### WHAT IS BEING ASKED:
Omit the images. Copy each entry word for word.

### Extracted records:
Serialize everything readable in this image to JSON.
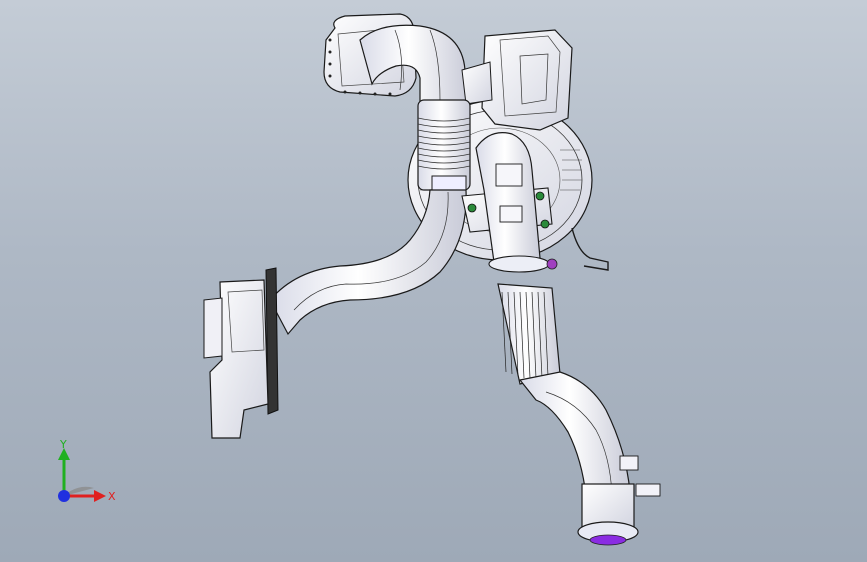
{
  "viewport": {
    "background_top": "#c4ccd6",
    "background_bottom": "#9ea9b7"
  },
  "model": {
    "line_color": "#1a1a1a",
    "fill_color": "#f4f4f8",
    "accent_color": "#8a2be2"
  },
  "triad": {
    "x_label": "X",
    "y_label": "Y",
    "x_color": "#e02020",
    "y_color": "#20b020",
    "z_color": "#2030e0"
  }
}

### WRITTEN RESPONSE:
Serialize everything readable in this image to JSON.
{
  "viewport": {
    "background_top": "#c4ccd6",
    "background_bottom": "#9ea9b7"
  },
  "model": {
    "line_color": "#1a1a1a",
    "fill_color": "#f4f4f8",
    "accent_color": "#8a2be2"
  },
  "triad": {
    "x_label": "X",
    "y_label": "Y",
    "x_color": "#e02020",
    "y_color": "#20b020",
    "z_color": "#2030e0"
  }
}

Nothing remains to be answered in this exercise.